(Dataset entries)
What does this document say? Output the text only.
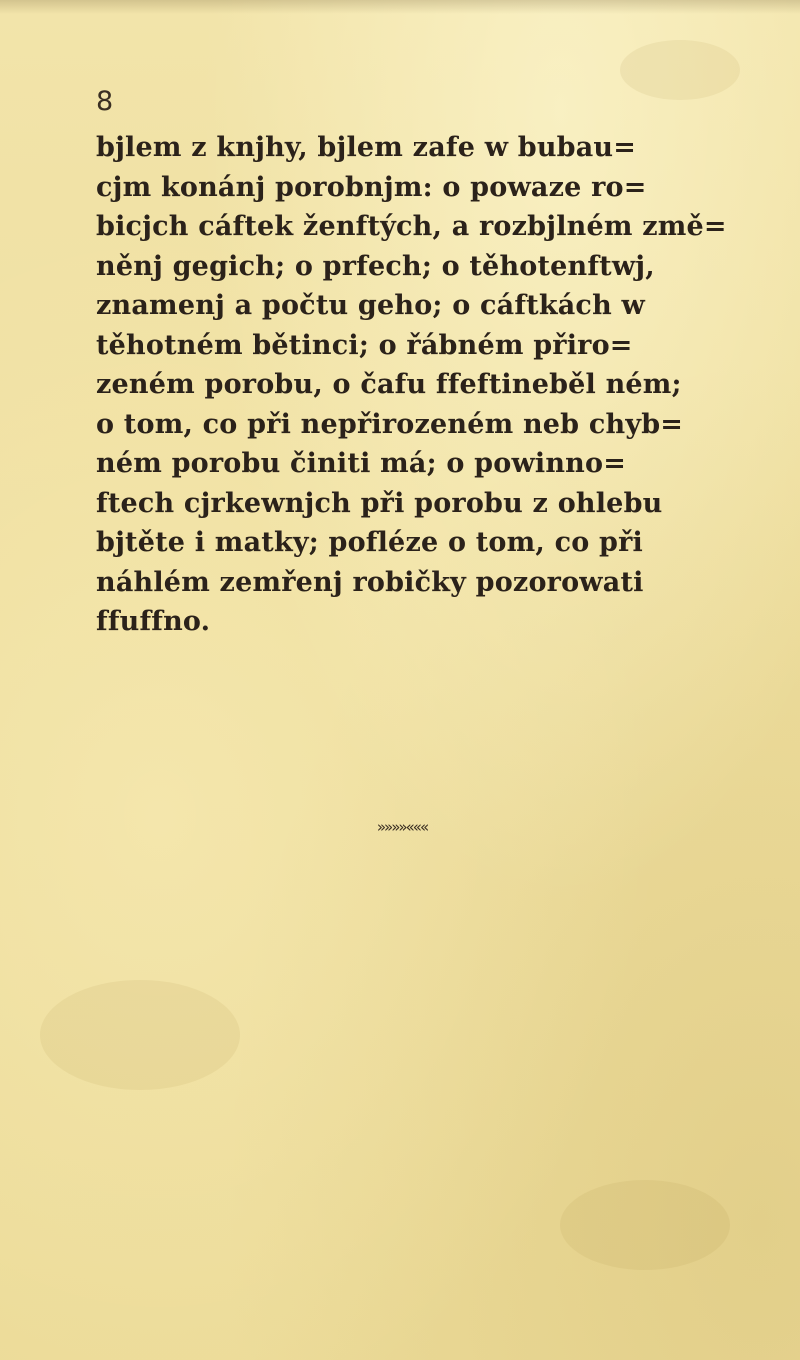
8
bjlem z knjhy, bjlem zafe w bubau=
cjm konánj porobnjm: o powaze ro=
bicjch cáftek ženftých, a rozbjlném změ=
něnj gegich; o prfech; o těhotenftwj,
znamenj a počtu geho; o cáftkách w
těhotném bětinci; o řábném přiro=
zeném porobu, o čafu ffeftineběl ném;
o tom, co při nepřirozeném neb chyb=
ném porobu činiti má; o powinno=
ftech cjrkewnjch při porobu z ohlebu
bjtěte i matky; pofléze o tom, co při
náhlém zemřenj robičky pozorowati
ffuffno.
»»»»«««
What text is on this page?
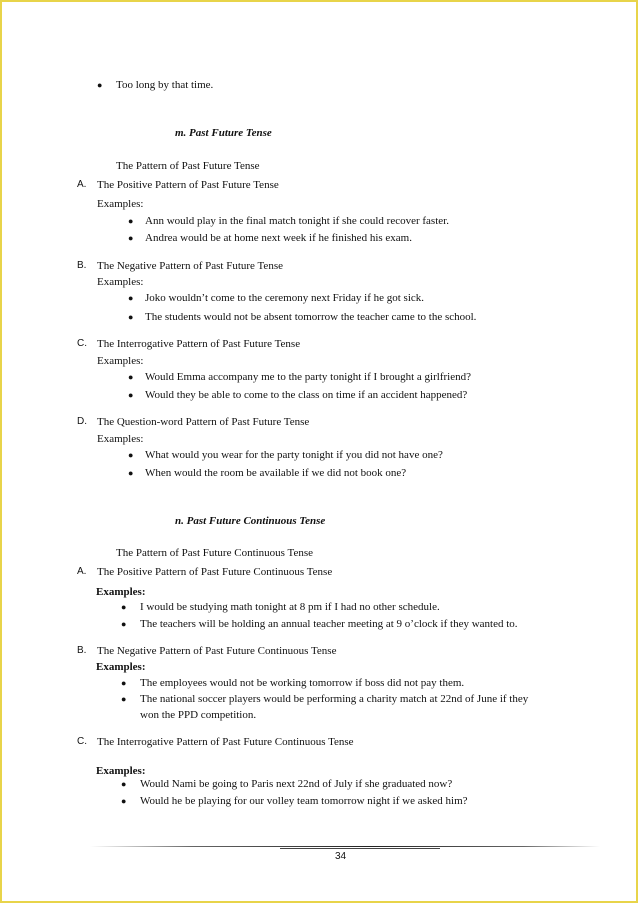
● Too long by that time.
m. Past Future Tense
The Pattern of Past Future Tense
A. The Positive Pattern of Past Future Tense
Examples:
● Ann would play in the final match tonight if she could recover faster.
● Andrea would be at home next week if he finished his exam.
B. The Negative Pattern of Past Future Tense
Examples:
● Joko wouldn’t come to the ceremony next Friday if he got sick.
● The students would not be absent tomorrow the teacher came to the school.
C. The Interrogative Pattern of Past Future Tense
Examples:
● Would Emma accompany me to the party tonight if I brought a girlfriend?
● Would they be able to come to the class on time if an accident happened?
D. The Question-word Pattern of Past Future Tense
Examples:
● What would you wear for the party tonight if you did not have one?
● When would the room be available if we did not book one?
n. Past Future Continuous Tense
The Pattern of Past Future Continuous Tense
A. The Positive Pattern of Past Future Continuous Tense
Examples:
● I would be studying math tonight at 8 pm if I had no other schedule.
● The teachers will be holding an annual teacher meeting at 9 o’clock if they wanted to.
B. The Negative Pattern of Past Future Continuous Tense
Examples:
● The employees would not be working tomorrow if boss did not pay them.
● The national soccer players would be performing a charity match at 22nd of June if they
won the PPD competition.
C. The Interrogative Pattern of Past Future Continuous Tense
Examples:
● Would Nami be going to Paris next 22nd of July if she graduated now?
● Would he be playing for our volley team tomorrow night if we asked him?
34
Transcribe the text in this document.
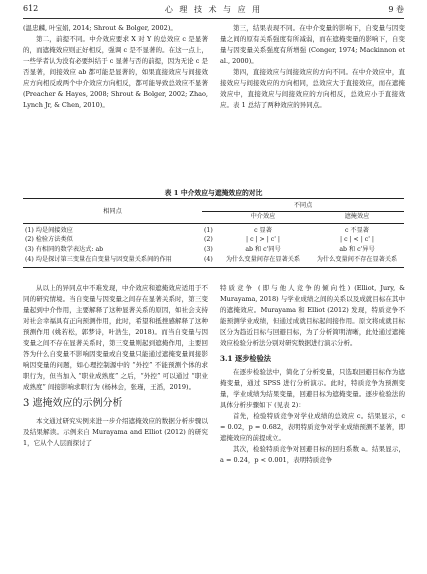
612	心 理 技 术 与 应 用	9 卷

(温忠麟, 叶宝娟, 2014; Shrout & Bolger, 2002)。

第二，前提不同。中介效应要求 X 对 Y 的总效应 c 是显著的，而遮掩效应则正好相反，强调 c 是不显著的。在这一点上，一些学者认为没有必要纠结于 c 显著与否的前提，因为无论 c 是否显著，间接效应 ab 都可能是显著的，如果直接效应与间接效应方向相反或两个中介效应方向相反，都可能导致总效应不显著 (Preacher & Hayes, 2008; Shrout & Bolger, 2002; Zhao, Lynch Jr, & Chen, 2010)。

第三，结果表现不同。在中介变量的影响下，自变量与因变量之间的原有关系强度有所减弱，而在遮掩变量的影响下，自变量与因变量关系强度有所增强 (Conger, 1974; Mackinnon et al., 2000)。

第四，直接效应与间接效应的方向不同。在中介效应中，直接效应与间接效应的方向相同，总效应大于直接效应，而在遮掩效应中，直接效应与间接效应的方向相反，总效应小于直接效应。表 1 总结了两种效应的异同点。

表 1 中介效应与遮掩效应的对比
相同点	不同点		
		中介效应	遮掩效应
(1) 均是间接效应	(1)	c 显著	c 不显著
(2) 检验方法类似	(2)	| c | > | c' |	| c | < | c' |
(3) 有相同的数学表达式: ab	(3)	ab 和 c'同号	ab 和 c'异号
(4) 均是探讨第三变量在自变量与因变量关系间的作用	(4)	为什么变量间存在显著关系	为什么变量间不存在显著关系

从以上的异同点中不难发现，中介效应和遮掩效应适用于不同的研究情境。当自变量与因变量之间存在显著关系时，第三变量起到中介作用，主要解释了这种显著关系的原因，如社会支持对社会幸福具有正向预测作用，此时，希望和抵挫感解释了这种预测作用 (姚若松，郭梦诗，叶浩生，2018)。而当自变量与因变量之间不存在显著关系时，第三变量则起到遮掩作用，主要回答为什么自变量不影响因变量或自变量只能通过遮掩变量间接影响因变量的问题，如心理控制源中的 “外控” 不能预测个体的求职行为，但当加入 “职业成熟度” 之后，“外控” 可以通过 “职业成熟度” 间接影响求职行为 (杨林会，张瑾，王滔，2019)。

3 遮掩效应的示例分析

本文通过研究实例来进一步介绍遮掩效应的数据分析步骤以及结果解读。示例来自 Murayama and Elliot (2012) 的研究 1，它从个人层面探讨了

特质竞争 (即与他人竞争的倾向性) (Elliot, Jury, & Murayama, 2018) 与学业成绩之间的关系以及成就目标在其中的遮掩效应。Murayama 和 Elliot (2012) 发现，特质竞争不能预测学业成绩，但通过成就目标起间接作用。原文将成就目标区分为趋近目标与回避目标，为了分析简明清晰，此处通过遮掩效应检验分析法分别对研究数据进行演示分析。

3.1 逐步检验法

在逐步检验法中，简化了分析变量，只选取回避目标作为遮掩变量，通过 SPSS 进行分析演示。此时，特质竞争为预测变量，学业成绩为结果变量，回避目标为遮掩变量。逐步检验法的具体分析步骤如下 (见表 2)：

首先，检验特质竞争对学业成绩的总效应 c。结果显示，c = 0.02，p = 0.682，表明特质竞争对学业成绩预测不显著，即遮掩效应的前提成立。

其次，检验特质竞争对回避目标的回归系数 a。结果显示，a = 0.24，p < 0.001，表明特质竞争
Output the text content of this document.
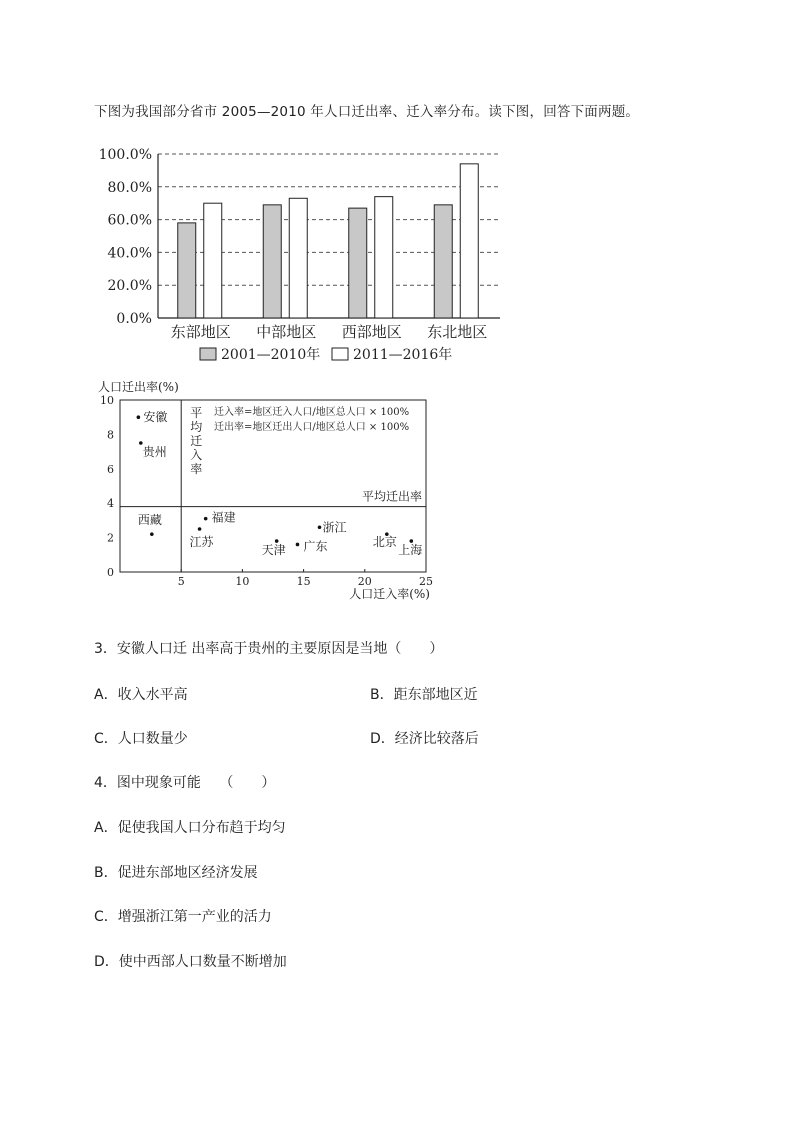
下图为我国部分省市 2005—2010 年人口迁出率、迁入率分布。读下图，回答下面两题。
0.0%
20.0%
40.0%
60.0%
80.0%
100.0%
东部地区 中部地区 西部地区 东北地区
2001—2010年 2011—2016年
人口迁出率(%)
0
2
4
6
8
10
5	10	15	20	25
人口迁入率(%)
平均迁入率
平均迁出率
迁入率=地区迁入人口/地区总人口 × 100%
迁出率=地区迁出人口/地区总人口 × 100%
安徽
贵州
西藏	福建
江苏
天津 广东
浙江
北京
上海
3．安徽人口迁 出率高于贵州的主要原因是当地（　　）
A．收入水平高	B．距东部地区近
C．人口数量少	D．经济比较落后
4．图中现象可能　 （　　）
A．促使我国人口分布趋于均匀
B．促进东部地区经济发展
C．增强浙江第一产业的活力
D．使中西部人口数量不断增加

= Work to be completed =
Write out the full set of lines verbatim, without the pictures.

= Completed task =
What does this document say? Output the text only.
8
bjlem z knjhy, bjlem zafe w bubau=
cjm konánj porobnjm: o powaze ro=
bicjch cáftek ženftých, a rozbjlném změ=
něnj gegich; o prfech; o těhotenftwj,
znamenj a počtu geho; o cáftkách w
těhotném bětinci; o řábném přiro=
zeném porobu, o čafu ffeftineběl ném;
o tom, co při nepřirozeném neb chyb=
ném porobu činiti má; o powinno=
ftech cjrkewnjch při porobu z ohlebu
bjtěte i matky; pofléze o tom, co při
náhlém zemřenj robičky pozorowati
ffuffno.
»»»»«««
What text is on this page?
● Too long by that time.
m. Past Future Tense
The Pattern of Past Future Tense
A. The Positive Pattern of Past Future Tense
Examples:
● Ann would play in the final match tonight if she could recover faster.
● Andrea would be at home next week if he finished his exam.
B. The Negative Pattern of Past Future Tense
Examples:
● Joko wouldn’t come to the ceremony next Friday if he got sick.
● The students would not be absent tomorrow the teacher came to the school.
C. The Interrogative Pattern of Past Future Tense
Examples:
● Would Emma accompany me to the party tonight if I brought a girlfriend?
● Would they be able to come to the class on time if an accident happened?
D. The Question-word Pattern of Past Future Tense
Examples:
● What would you wear for the party tonight if you did not have one?
● When would the room be available if we did not book one?
n. Past Future Continuous Tense
The Pattern of Past Future Continuous Tense
A. The Positive Pattern of Past Future Continuous Tense
Examples:
● I would be studying math tonight at 8 pm if I had no other schedule.
● The teachers will be holding an annual teacher meeting at 9 o’clock if they wanted to.
B. The Negative Pattern of Past Future Continuous Tense
Examples:
● The employees would not be working tomorrow if boss did not pay them.
● The national soccer players would be performing a charity match at 22nd of June if they
won the PPD competition.
C. The Interrogative Pattern of Past Future Continuous Tense
Examples:
● Would Nami be going to Paris next 22nd of July if she graduated now?
● Would he be playing for our volley team tomorrow night if we asked him?
34
Transcribe the text in this document.
612	心 理 技 术 与 应 用	9 卷

(温忠麟, 叶宝娟, 2014; Shrout & Bolger, 2002)。

第二，前提不同。中介效应要求 X 对 Y 的总效应 c 是显著的，而遮掩效应则正好相反，强调 c 是不显著的。在这一点上，一些学者认为没有必要纠结于 c 显著与否的前提，因为无论 c 是否显著，间接效应 ab 都可能是显著的，如果直接效应与间接效应方向相反或两个中介效应方向相反，都可能导致总效应不显著 (Preacher & Hayes, 2008; Shrout & Bolger, 2002; Zhao, Lynch Jr, & Chen, 2010)。

第三，结果表现不同。在中介变量的影响下，自变量与因变量之间的原有关系强度有所减弱，而在遮掩变量的影响下，自变量与因变量关系强度有所增强 (Conger, 1974; Mackinnon et al., 2000)。

第四，直接效应与间接效应的方向不同。在中介效应中，直接效应与间接效应的方向相同，总效应大于直接效应，而在遮掩效应中，直接效应与间接效应的方向相反，总效应小于直接效应。表 1 总结了两种效应的异同点。

表 1 中介效应与遮掩效应的对比
相同点	不同点		
		中介效应	遮掩效应
(1) 均是间接效应	(1)	c 显著	c 不显著
(2) 检验方法类似	(2)	| c | > | c' |	| c | < | c' |
(3) 有相同的数学表达式: ab	(3)	ab 和 c'同号	ab 和 c'异号
(4) 均是探讨第三变量在自变量与因变量关系间的作用	(4)	为什么变量间存在显著关系	为什么变量间不存在显著关系

从以上的异同点中不难发现，中介效应和遮掩效应适用于不同的研究情境。当自变量与因变量之间存在显著关系时，第三变量起到中介作用，主要解释了这种显著关系的原因，如社会支持对社会幸福具有正向预测作用，此时，希望和抵挫感解释了这种预测作用 (姚若松，郭梦诗，叶浩生，2018)。而当自变量与因变量之间不存在显著关系时，第三变量则起到遮掩作用，主要回答为什么自变量不影响因变量或自变量只能通过遮掩变量间接影响因变量的问题，如心理控制源中的 “外控” 不能预测个体的求职行为，但当加入 “职业成熟度” 之后，“外控” 可以通过 “职业成熟度” 间接影响求职行为 (杨林会，张瑾，王滔，2019)。

3 遮掩效应的示例分析

本文通过研究实例来进一步介绍遮掩效应的数据分析步骤以及结果解读。示例来自 Murayama and Elliot (2012) 的研究 1，它从个人层面探讨了

特质竞争 (即与他人竞争的倾向性) (Elliot, Jury, & Murayama, 2018) 与学业成绩之间的关系以及成就目标在其中的遮掩效应。Murayama 和 Elliot (2012) 发现，特质竞争不能预测学业成绩，但通过成就目标起间接作用。原文将成就目标区分为趋近目标与回避目标，为了分析简明清晰，此处通过遮掩效应检验分析法分别对研究数据进行演示分析。

3.1 逐步检验法

在逐步检验法中，简化了分析变量，只选取回避目标作为遮掩变量，通过 SPSS 进行分析演示。此时，特质竞争为预测变量，学业成绩为结果变量，回避目标为遮掩变量。逐步检验法的具体分析步骤如下 (见表 2)：

首先，检验特质竞争对学业成绩的总效应 c。结果显示，c = 0.02，p = 0.682，表明特质竞争对学业成绩预测不显著，即遮掩效应的前提成立。

其次，检验特质竞争对回避目标的回归系数 a。结果显示，a = 0.24，p < 0.001，表明特质竞争
Output the text content of this document.
下图为我国部分省市 2005—2010 年人口迁出率、迁入率分布。读下图，回答下面两题。
0.0%
20.0%
40.0%
60.0%
80.0%
100.0%
东部地区 中部地区 西部地区 东北地区
2001—2010年 2011—2016年
人口迁出率(%)
0
2
4
6
8
10
5	10	15	20	25
人口迁入率(%)
平均迁入率
平均迁出率
迁入率=地区迁入人口/地区总人口 × 100%
迁出率=地区迁出人口/地区总人口 × 100%
安徽
贵州
西藏	福建
江苏
天津 广东
浙江
北京
上海
3．安徽人口迁 出率高于贵州的主要原因是当地（　　）
A．收入水平高	B．距东部地区近
C．人口数量少	D．经济比较落后
4．图中现象可能　 （　　）
A．促使我国人口分布趋于均匀
B．促进东部地区经济发展
C．增强浙江第一产业的活力
D．使中西部人口数量不断增加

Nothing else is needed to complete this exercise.